[PROBLEM DETAILS] Quote all of the data exactly as given. Skip every picture it contains.

[EXERCISE INPUT]
------------------------------

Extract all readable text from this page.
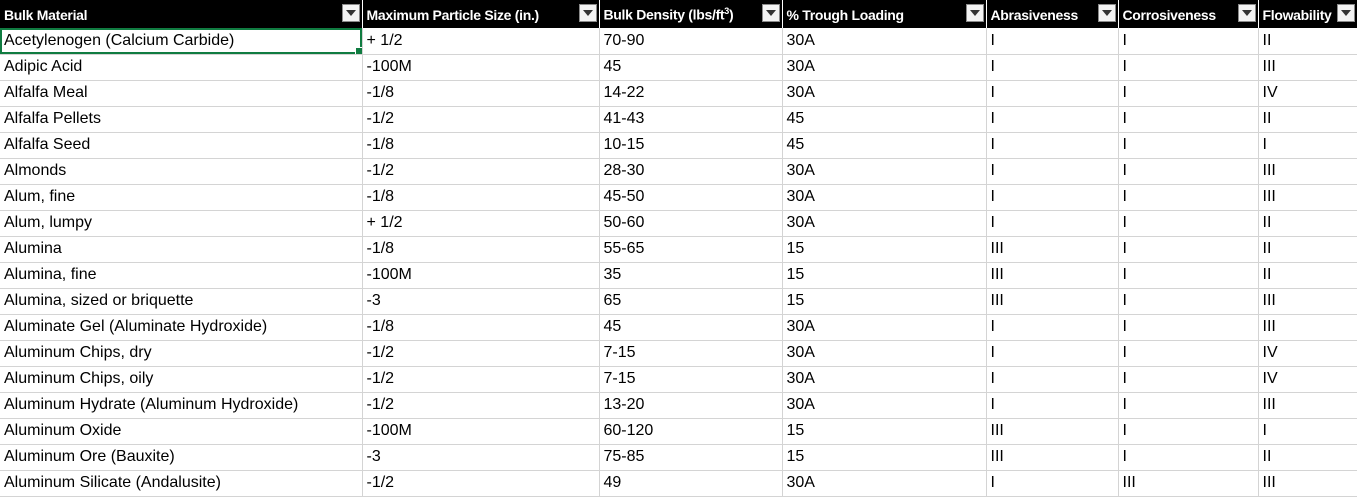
Bulk Material	Maximum Particle Size (in.)	Bulk Density $(lbs/ft^3)$	% Trough Loading	Abrasiveness	Corrosiveness	Flowability

Acetylenogen (Calcium Carbide)	+ 1/2	70-90	30A	I	I	II
Adipic Acid	-100M	45	30A	I	I	III
Alfalfa Meal	-1/8	14-22	30A	I	I	IV
Alfalfa Pellets	-1/2	41-43	45	I	I	II
Alfalfa Seed	-1/8	10-15	45	I	I	I
Almonds	-1/2	28-30	30A	I	I	III
Alum, fine	-1/8	45-50	30A	I	I	III
Alum, lumpy	+ 1/2	50-60	30A	I	I	II
Alumina	-1/8	55-65	15	III	I	II
Alumina, fine	-100M	35	15	III	I	II
Alumina, sized or briquette	-3	65	15	III	I	III
Aluminate Gel (Aluminate Hydroxide)	-1/8	45	30A	I	I	III
Aluminum Chips, dry	-1/2	7-15	30A	I	I	IV
Aluminum Chips, oily	-1/2	7-15	30A	I	I	IV
Aluminum Hydrate (Aluminum Hydroxide)	-1/2	13-20	30A	I	I	III
Aluminum Oxide	-100M	60-120	15	III	I	I
Aluminum Ore (Bauxite)	-3	75-85	15	III	I	II
Aluminum Silicate (Andalusite)	-1/2	49	30A	I	III	III
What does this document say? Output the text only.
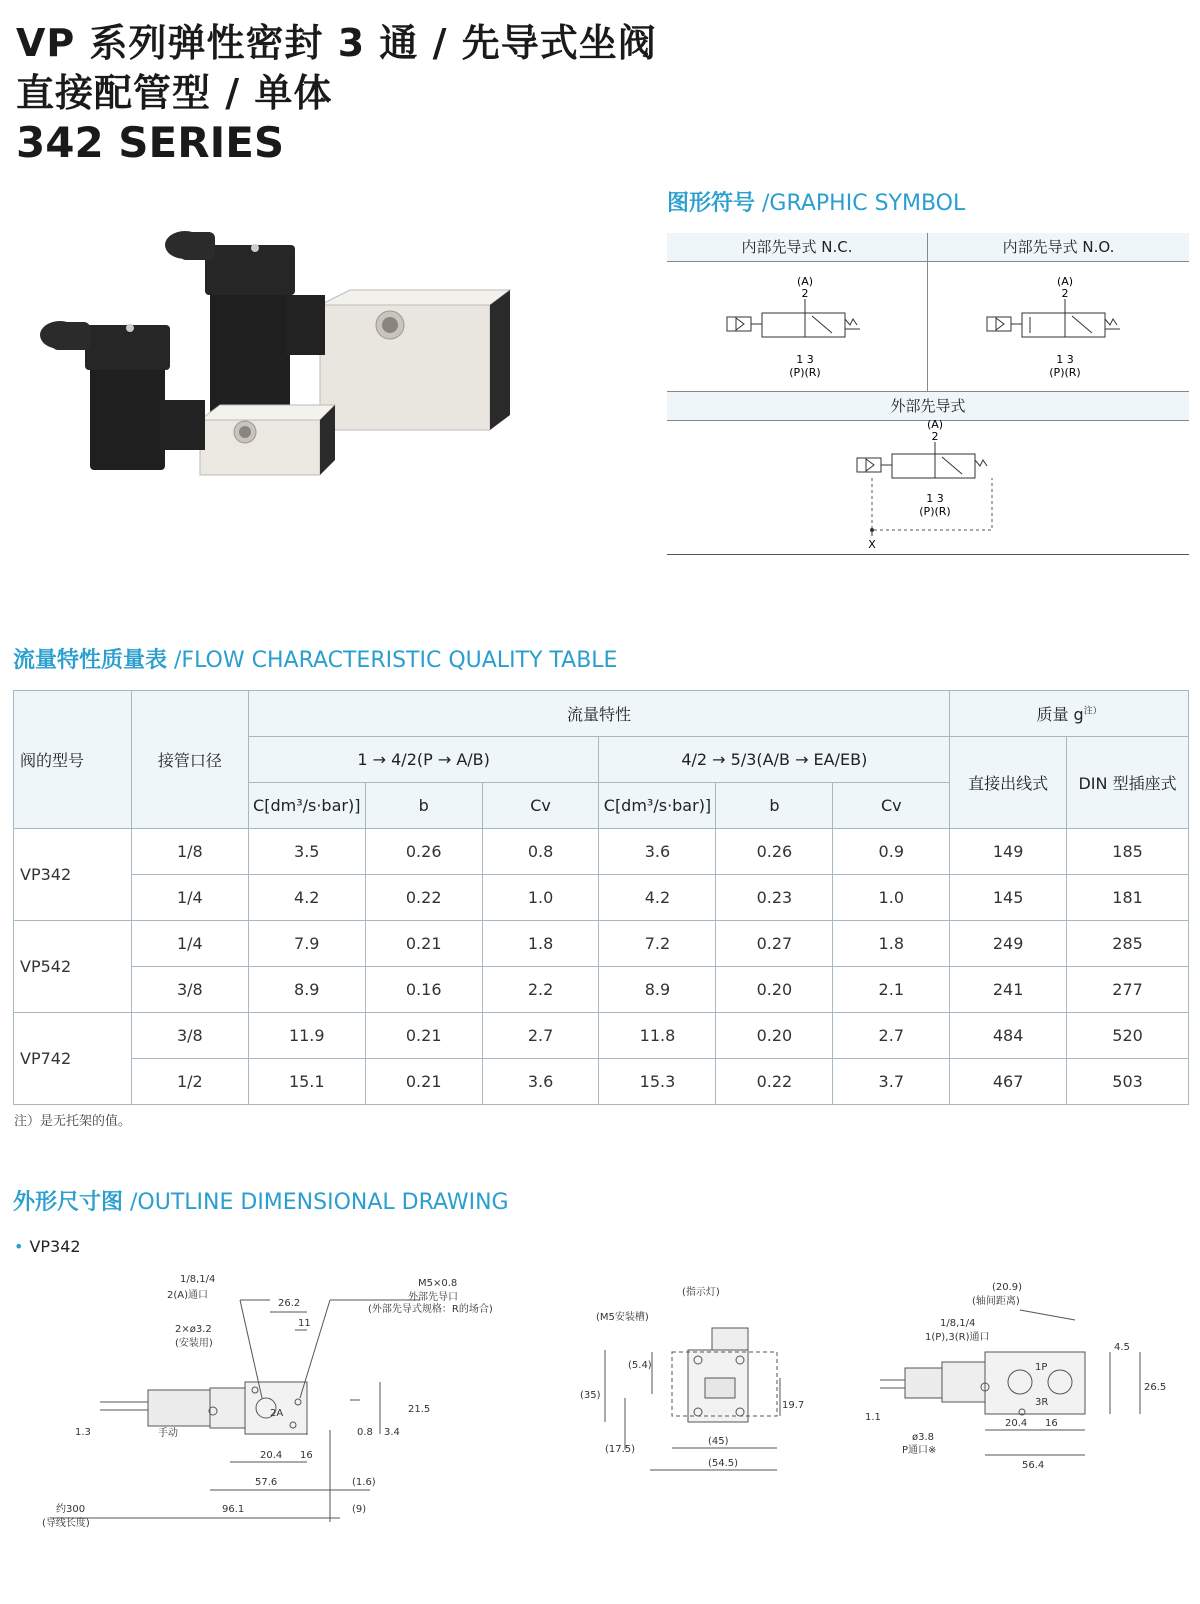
VP 系列弹性密封 3 通 / 先导式坐阀
直接配管型 / 单体
342 SERIES
图形符号 /GRAPHIC SYMBOL
内部先导式 N.C.	内部先导式 N.O.
外部先导式
(A)
2
1 3
(P)(R)
(A)
2
1 3
(P)(R)
(A)
2
1 3
(P)(R)
X
流量特性质量表 /FLOW CHARACTERISTIC QUALITY TABLE
阀的型号	接管口径	流量特性						质量 $g^{注)}$
		1 → 4/2(P → A/B)			4/2 → 5/3(A/B → EA/EB)			直接出线式	DIN 型插座式
		C[dm³/s·bar)]	b	Cv	C[dm³/s·bar)]	b	Cv		
VP342	1/8	3.5	0.26	0.8	3.6	0.26	0.9	149	185
	1/4	4.2	0.22	1.0	4.2	0.23	1.0	145	181
VP542	1/4	7.9	0.21	1.8	7.2	0.27	1.8	249	285
	3/8	8.9	0.16	2.2	8.9	0.20	2.1	241	277
VP742	3/8	11.9	0.21	2.7	11.8	0.20	2.7	484	520
	1/2	15.1	0.21	3.6	15.3	0.22	3.7	467	503
注）是无托架的值。
外形尺寸图 /OUTLINE DIMENSIONAL DRAWING
• VP342
1/8,1/4
2(A)通口
2×ø3.2
(安装用)
手动
2A
M5×0.8
外部先导口
(外部先导式规格：R的场合)
26.2
11
21.5
3.4
0.8
1.3
20.4 16
57.6	(1.6)
96.1	(9)
约300
(导线长度)
(指示灯)
(M5安装槽)
(35)
(5.4)
(17.5)
19.7
(45)
(54.5)
(20.9)
(轴间距离)
1/8,1/4
1(P),3(R)通口
1P
3R
ø3.8
P通口※
4.5
26.5
1.1
20.4 16
56.4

------------------------------

[CORRECT ANSWER]
Extract all readable text from this page.
Bulk Material	Maximum Particle Size (in.)	Bulk Density $(lbs/ft^3)$	% Trough Loading	Abrasiveness	Corrosiveness	Flowability

Acetylenogen (Calcium Carbide)	+ 1/2	70-90	30A	I	I	II
Adipic Acid	-100M	45	30A	I	I	III
Alfalfa Meal	-1/8	14-22	30A	I	I	IV
Alfalfa Pellets	-1/2	41-43	45	I	I	II
Alfalfa Seed	-1/8	10-15	45	I	I	I
Almonds	-1/2	28-30	30A	I	I	III
Alum, fine	-1/8	45-50	30A	I	I	III
Alum, lumpy	+ 1/2	50-60	30A	I	I	II
Alumina	-1/8	55-65	15	III	I	II
Alumina, fine	-100M	35	15	III	I	II
Alumina, sized or briquette	-3	65	15	III	I	III
Aluminate Gel (Aluminate Hydroxide)	-1/8	45	30A	I	I	III
Aluminum Chips, dry	-1/2	7-15	30A	I	I	IV
Aluminum Chips, oily	-1/2	7-15	30A	I	I	IV
Aluminum Hydrate (Aluminum Hydroxide)	-1/2	13-20	30A	I	I	III
Aluminum Oxide	-100M	60-120	15	III	I	I
Aluminum Ore (Bauxite)	-3	75-85	15	III	I	II
Aluminum Silicate (Andalusite)	-1/2	49	30A	I	III	III
What does this document say? Output the text only.
VP 系列弹性密封 3 通 / 先导式坐阀
直接配管型 / 单体
342 SERIES
图形符号 /GRAPHIC SYMBOL
内部先导式 N.C.	内部先导式 N.O.
外部先导式
(A)
2
1 3
(P)(R)
(A)
2
1 3
(P)(R)
(A)
2
1 3
(P)(R)
X
流量特性质量表 /FLOW CHARACTERISTIC QUALITY TABLE
阀的型号	接管口径	流量特性						质量 $g^{注)}$
		1 → 4/2(P → A/B)			4/2 → 5/3(A/B → EA/EB)			直接出线式	DIN 型插座式
		C[dm³/s·bar)]	b	Cv	C[dm³/s·bar)]	b	Cv		
VP342	1/8	3.5	0.26	0.8	3.6	0.26	0.9	149	185
	1/4	4.2	0.22	1.0	4.2	0.23	1.0	145	181
VP542	1/4	7.9	0.21	1.8	7.2	0.27	1.8	249	285
	3/8	8.9	0.16	2.2	8.9	0.20	2.1	241	277
VP742	3/8	11.9	0.21	2.7	11.8	0.20	2.7	484	520
	1/2	15.1	0.21	3.6	15.3	0.22	3.7	467	503
注）是无托架的值。
外形尺寸图 /OUTLINE DIMENSIONAL DRAWING
• VP342
1/8,1/4
2(A)通口
2×ø3.2
(安装用)
手动
2A
M5×0.8
外部先导口
(外部先导式规格：R的场合)
26.2
11
21.5
3.4
0.8
1.3
20.4 16
57.6	(1.6)
96.1	(9)
约300
(导线长度)
(指示灯)
(M5安装槽)
(35)
(5.4)
(17.5)
19.7
(45)
(54.5)
(20.9)
(轴间距离)
1/8,1/4
1(P),3(R)通口
1P
3R
ø3.8
P通口※
4.5
26.5
1.1
20.4 16
56.4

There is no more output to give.